* _Activity_:
Filter the entries and keep only the lines where the string "internautas" appears.

* _Supplied entries_:
———

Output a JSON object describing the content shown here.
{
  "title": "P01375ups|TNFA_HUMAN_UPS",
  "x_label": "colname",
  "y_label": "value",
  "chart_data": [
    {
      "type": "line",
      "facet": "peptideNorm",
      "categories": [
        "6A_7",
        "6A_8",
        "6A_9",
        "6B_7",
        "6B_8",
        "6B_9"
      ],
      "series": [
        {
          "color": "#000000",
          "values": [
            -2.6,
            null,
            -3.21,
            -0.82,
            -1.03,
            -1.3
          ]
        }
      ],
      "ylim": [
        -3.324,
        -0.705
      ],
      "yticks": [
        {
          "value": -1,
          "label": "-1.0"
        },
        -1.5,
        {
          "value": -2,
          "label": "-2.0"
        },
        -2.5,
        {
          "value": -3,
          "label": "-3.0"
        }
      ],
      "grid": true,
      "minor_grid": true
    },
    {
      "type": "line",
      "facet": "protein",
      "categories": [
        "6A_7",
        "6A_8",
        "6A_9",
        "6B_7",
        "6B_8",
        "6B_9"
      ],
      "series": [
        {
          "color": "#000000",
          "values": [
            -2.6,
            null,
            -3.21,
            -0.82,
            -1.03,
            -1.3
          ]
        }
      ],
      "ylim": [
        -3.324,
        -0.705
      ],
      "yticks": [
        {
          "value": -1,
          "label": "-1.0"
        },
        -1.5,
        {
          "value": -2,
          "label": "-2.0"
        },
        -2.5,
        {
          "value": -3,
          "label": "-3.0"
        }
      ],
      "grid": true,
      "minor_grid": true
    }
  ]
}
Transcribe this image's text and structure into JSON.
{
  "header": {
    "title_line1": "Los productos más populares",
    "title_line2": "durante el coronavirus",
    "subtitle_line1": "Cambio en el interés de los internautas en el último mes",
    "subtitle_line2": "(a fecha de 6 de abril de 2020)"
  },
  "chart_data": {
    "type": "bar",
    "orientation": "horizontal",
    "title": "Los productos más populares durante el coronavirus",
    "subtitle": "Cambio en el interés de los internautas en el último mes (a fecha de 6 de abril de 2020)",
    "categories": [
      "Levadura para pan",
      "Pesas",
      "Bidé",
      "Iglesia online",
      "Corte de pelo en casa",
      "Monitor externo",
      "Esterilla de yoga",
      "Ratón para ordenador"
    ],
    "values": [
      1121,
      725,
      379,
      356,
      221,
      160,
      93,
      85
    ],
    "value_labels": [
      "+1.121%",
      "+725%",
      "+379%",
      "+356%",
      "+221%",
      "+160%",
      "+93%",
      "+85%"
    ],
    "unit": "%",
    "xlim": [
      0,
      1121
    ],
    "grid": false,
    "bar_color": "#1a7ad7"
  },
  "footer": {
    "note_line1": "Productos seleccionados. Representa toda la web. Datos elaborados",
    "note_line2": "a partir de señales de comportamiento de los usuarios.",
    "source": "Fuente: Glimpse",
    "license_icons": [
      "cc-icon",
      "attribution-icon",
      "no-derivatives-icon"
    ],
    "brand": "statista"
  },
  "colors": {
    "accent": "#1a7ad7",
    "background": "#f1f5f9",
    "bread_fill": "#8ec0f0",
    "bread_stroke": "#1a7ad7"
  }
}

———

* _Solution for this problem_:
    "subtitle_line1": "Cambio en el interés de los internautas en el último mes",
    "subtitle": "Cambio en el interés de los internautas en el último mes (a fecha de 6 de abril de 2020)",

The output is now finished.